YOUR GOAL
For each line below that contains the string "items", copy that line.
------ MATERIAL PROVIDED
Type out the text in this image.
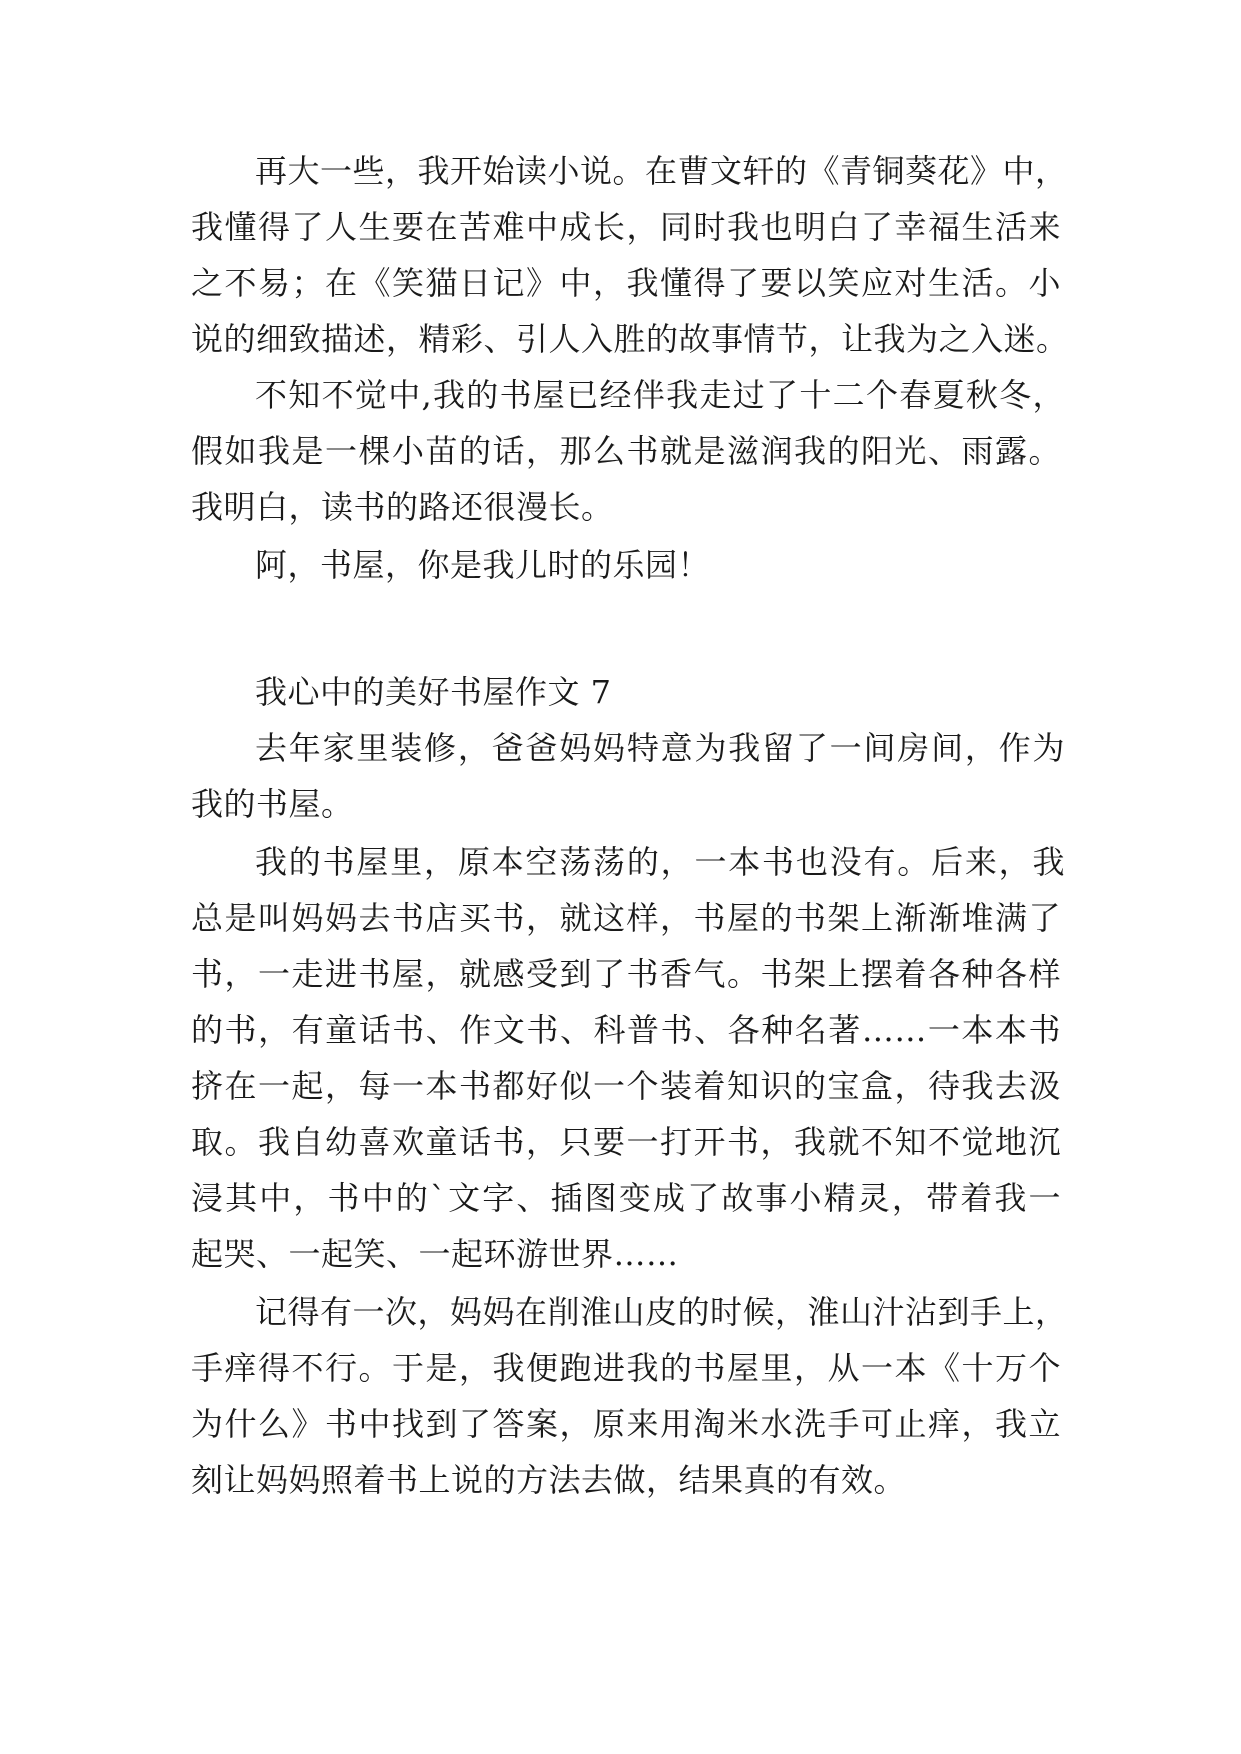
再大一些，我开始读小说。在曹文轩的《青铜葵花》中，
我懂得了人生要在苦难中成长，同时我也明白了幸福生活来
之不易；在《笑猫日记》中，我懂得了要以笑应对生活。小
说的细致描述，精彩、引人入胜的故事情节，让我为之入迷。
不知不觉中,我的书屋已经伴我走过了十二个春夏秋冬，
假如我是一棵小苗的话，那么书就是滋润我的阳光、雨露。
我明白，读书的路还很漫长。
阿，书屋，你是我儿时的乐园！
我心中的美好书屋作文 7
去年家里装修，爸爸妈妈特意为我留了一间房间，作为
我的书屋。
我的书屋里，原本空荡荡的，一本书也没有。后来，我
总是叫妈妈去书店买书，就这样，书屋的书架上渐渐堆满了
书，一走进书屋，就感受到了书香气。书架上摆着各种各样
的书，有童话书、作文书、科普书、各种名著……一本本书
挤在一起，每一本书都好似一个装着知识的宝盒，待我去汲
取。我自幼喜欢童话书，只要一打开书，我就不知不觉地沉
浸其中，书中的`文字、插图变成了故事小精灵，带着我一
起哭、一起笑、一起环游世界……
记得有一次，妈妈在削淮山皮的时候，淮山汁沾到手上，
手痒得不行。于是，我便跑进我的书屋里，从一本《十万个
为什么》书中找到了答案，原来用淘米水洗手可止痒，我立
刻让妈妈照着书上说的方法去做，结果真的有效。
------------
------ MATERIAL PROVIDED
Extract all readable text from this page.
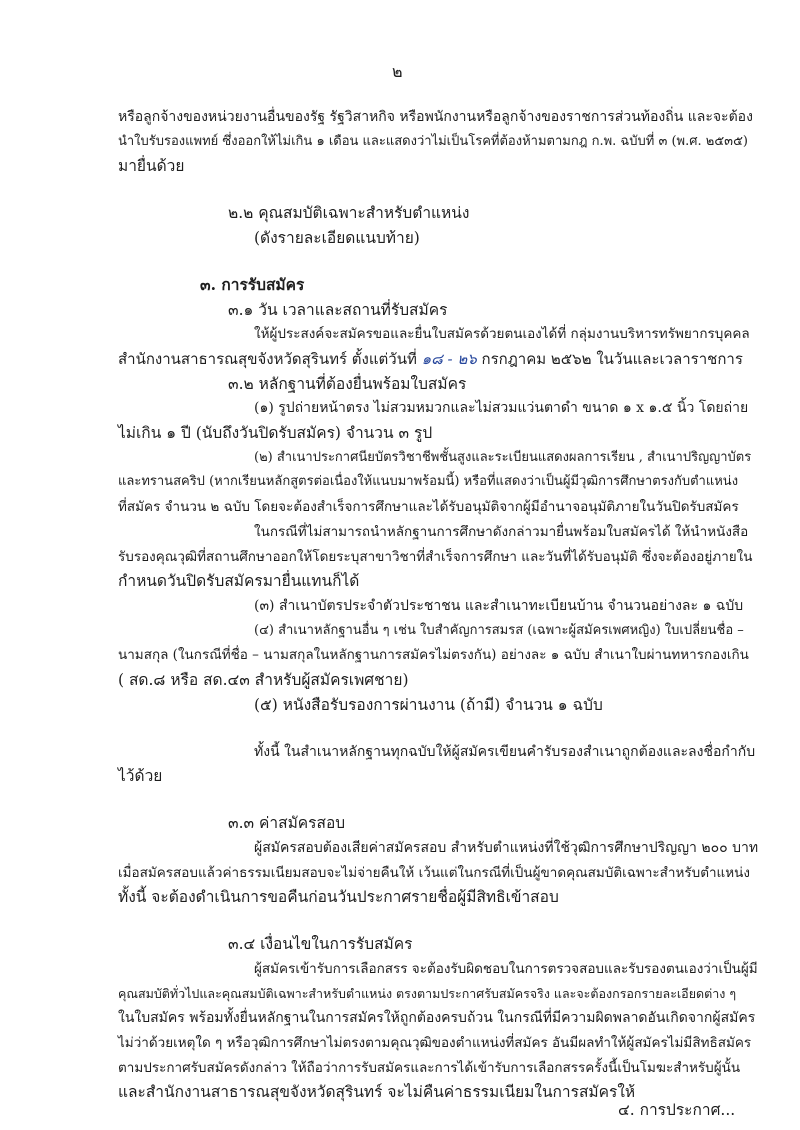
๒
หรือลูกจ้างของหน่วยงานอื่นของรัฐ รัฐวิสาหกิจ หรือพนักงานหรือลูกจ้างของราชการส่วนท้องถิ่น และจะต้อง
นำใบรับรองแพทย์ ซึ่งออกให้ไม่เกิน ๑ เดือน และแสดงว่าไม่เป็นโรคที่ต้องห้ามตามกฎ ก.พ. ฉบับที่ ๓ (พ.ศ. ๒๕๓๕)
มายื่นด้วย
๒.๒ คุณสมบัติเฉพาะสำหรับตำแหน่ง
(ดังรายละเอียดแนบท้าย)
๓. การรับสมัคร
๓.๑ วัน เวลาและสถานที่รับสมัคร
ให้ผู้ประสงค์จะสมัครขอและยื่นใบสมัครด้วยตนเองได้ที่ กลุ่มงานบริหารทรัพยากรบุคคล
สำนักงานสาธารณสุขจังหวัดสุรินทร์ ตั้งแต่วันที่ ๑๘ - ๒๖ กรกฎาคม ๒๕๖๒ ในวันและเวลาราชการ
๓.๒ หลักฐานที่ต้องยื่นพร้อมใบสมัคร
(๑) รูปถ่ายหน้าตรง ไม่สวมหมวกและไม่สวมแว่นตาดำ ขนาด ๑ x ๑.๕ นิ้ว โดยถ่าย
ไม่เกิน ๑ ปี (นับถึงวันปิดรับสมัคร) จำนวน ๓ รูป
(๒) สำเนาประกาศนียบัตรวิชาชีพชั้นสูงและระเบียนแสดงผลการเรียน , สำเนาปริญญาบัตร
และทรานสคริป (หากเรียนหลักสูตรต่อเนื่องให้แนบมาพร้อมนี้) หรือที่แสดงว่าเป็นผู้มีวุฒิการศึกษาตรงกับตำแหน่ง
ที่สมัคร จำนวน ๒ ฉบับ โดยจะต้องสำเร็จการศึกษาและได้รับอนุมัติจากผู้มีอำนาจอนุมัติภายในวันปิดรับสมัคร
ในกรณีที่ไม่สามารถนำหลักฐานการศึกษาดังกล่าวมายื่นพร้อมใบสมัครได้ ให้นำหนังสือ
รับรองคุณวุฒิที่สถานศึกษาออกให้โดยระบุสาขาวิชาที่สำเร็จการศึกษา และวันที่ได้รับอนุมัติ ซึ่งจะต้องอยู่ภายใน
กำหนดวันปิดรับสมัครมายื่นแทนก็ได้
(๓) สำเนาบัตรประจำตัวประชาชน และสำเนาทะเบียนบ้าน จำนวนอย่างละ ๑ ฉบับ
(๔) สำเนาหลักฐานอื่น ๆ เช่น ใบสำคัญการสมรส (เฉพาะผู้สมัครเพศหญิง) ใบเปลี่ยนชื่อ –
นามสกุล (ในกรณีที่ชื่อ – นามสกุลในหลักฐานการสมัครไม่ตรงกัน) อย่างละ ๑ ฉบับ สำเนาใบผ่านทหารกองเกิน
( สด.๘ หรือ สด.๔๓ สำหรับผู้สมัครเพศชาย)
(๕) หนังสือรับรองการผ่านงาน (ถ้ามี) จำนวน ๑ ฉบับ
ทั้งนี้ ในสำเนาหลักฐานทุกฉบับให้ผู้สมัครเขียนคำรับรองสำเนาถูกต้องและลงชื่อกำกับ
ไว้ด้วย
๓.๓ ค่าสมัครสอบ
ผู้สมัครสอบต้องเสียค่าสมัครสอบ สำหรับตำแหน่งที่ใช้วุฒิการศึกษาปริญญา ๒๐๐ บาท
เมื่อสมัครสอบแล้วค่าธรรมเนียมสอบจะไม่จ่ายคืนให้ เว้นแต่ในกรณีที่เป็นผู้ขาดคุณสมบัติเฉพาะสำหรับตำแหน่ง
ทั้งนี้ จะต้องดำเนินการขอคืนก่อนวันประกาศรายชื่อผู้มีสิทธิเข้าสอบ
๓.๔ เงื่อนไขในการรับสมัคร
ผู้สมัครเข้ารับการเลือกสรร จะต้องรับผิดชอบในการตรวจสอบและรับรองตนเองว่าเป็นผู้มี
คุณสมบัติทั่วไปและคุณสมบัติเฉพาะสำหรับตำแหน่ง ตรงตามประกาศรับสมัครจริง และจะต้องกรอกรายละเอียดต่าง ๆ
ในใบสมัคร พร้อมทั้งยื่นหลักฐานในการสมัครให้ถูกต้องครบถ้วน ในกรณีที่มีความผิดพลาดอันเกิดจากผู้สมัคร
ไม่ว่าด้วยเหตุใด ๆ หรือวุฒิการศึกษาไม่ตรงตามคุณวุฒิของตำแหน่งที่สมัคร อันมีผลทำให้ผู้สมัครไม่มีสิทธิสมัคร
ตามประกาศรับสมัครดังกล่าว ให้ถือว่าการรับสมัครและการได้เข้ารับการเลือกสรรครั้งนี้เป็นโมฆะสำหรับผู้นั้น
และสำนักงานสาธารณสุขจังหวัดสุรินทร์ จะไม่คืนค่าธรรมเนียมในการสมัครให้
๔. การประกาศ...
------------
------ MATERIAL PROVIDED
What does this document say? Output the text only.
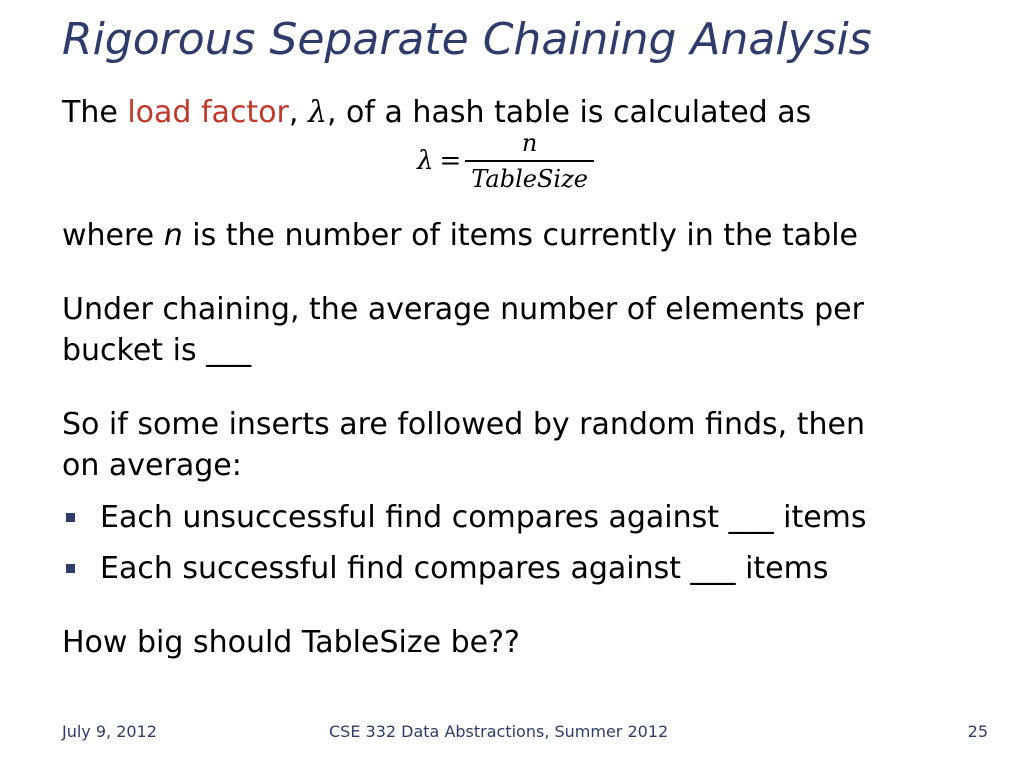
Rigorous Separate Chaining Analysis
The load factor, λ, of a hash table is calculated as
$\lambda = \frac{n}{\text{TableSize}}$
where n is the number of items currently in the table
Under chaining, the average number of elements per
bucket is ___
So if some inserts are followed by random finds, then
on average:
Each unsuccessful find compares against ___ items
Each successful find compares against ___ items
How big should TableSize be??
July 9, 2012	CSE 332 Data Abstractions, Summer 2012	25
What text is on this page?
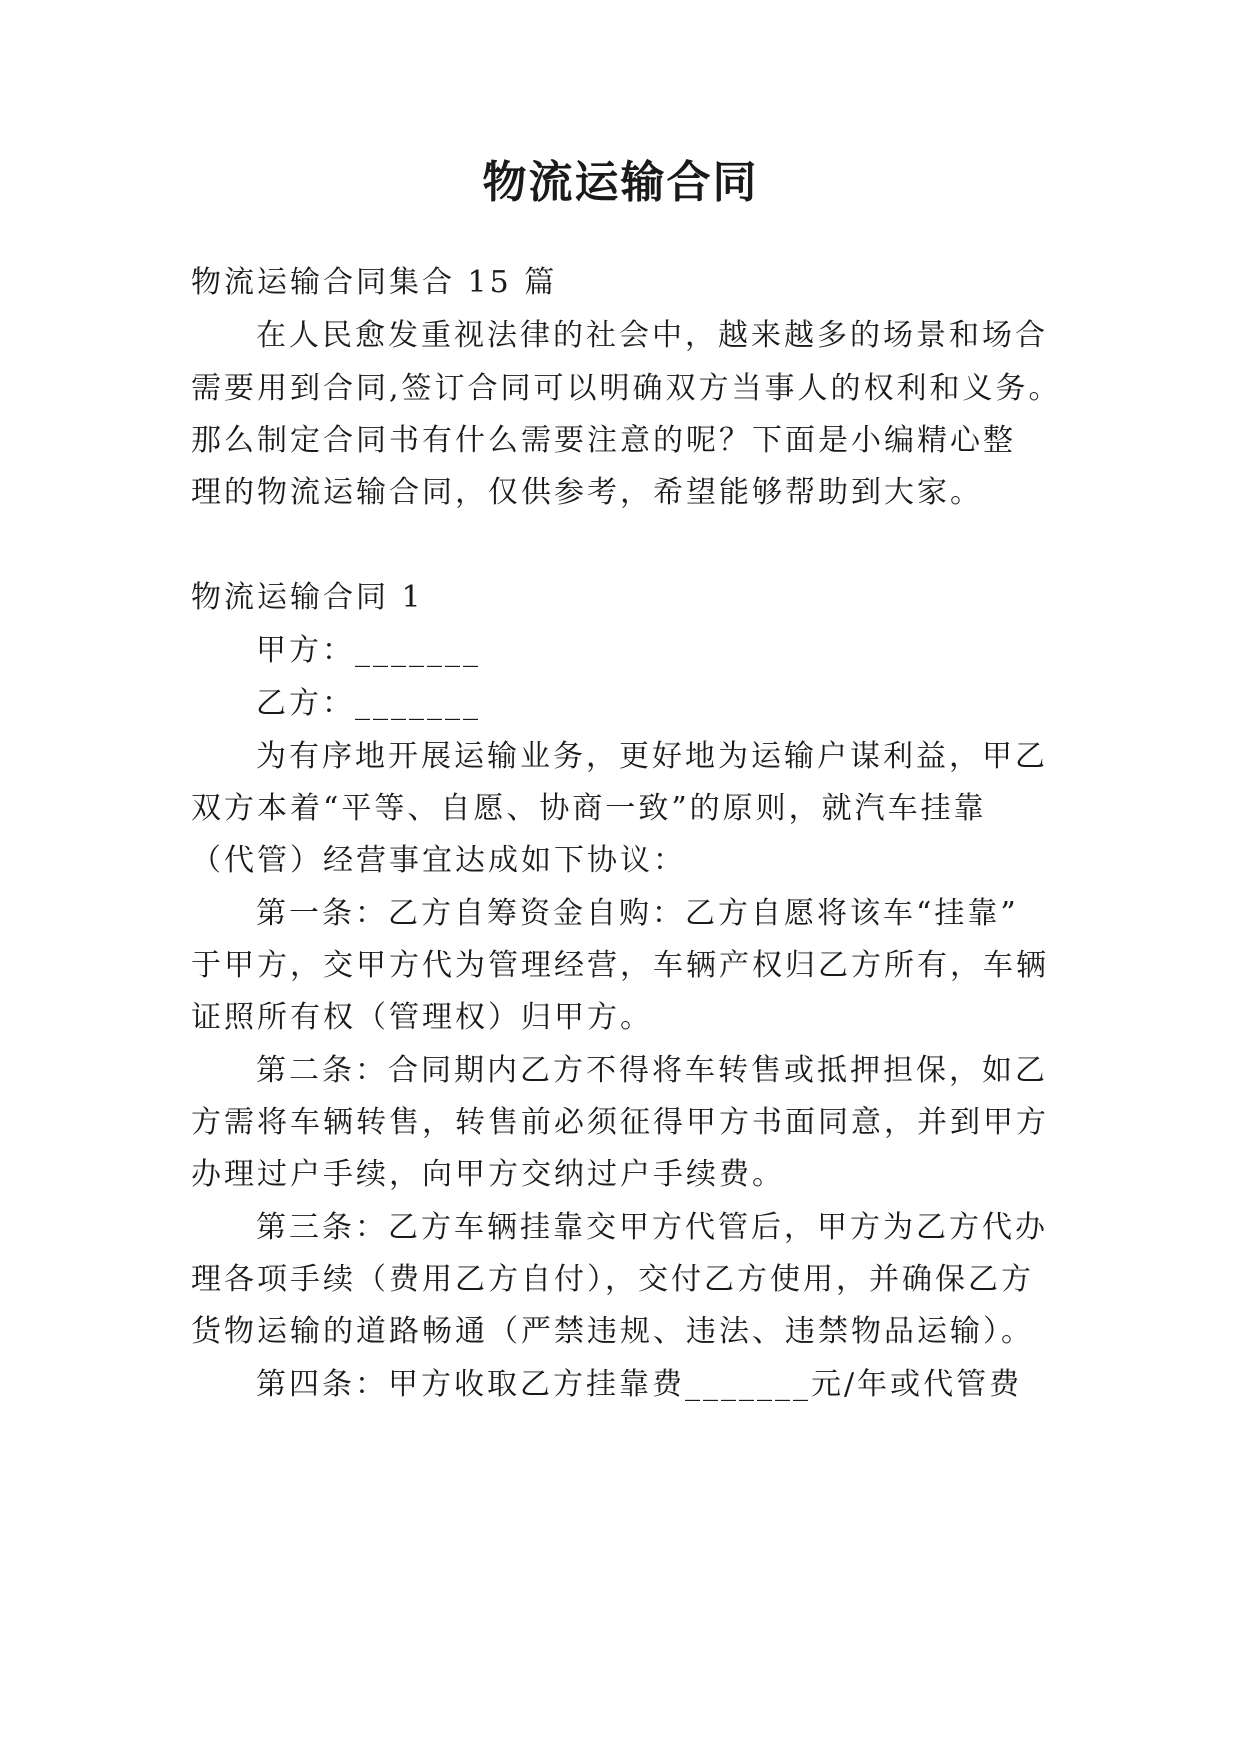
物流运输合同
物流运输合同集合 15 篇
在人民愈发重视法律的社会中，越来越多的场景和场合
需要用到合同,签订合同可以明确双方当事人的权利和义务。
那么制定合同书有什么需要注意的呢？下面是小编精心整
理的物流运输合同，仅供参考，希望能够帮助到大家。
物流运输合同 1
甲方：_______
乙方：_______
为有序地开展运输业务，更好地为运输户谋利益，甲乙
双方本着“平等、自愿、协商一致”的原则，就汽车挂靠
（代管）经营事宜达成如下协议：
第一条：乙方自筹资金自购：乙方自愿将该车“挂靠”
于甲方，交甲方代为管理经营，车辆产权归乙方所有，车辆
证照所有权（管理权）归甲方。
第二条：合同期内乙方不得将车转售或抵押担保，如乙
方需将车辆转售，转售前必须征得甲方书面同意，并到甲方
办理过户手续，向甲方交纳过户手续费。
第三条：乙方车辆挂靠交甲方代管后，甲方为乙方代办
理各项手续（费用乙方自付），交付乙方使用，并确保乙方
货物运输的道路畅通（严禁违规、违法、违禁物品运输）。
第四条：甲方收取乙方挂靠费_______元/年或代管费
------------
EXERCISE RESPONSE
where n is the number of items currently in the table
Each unsuccessful find compares against ___ items
Each successful find compares against ___ items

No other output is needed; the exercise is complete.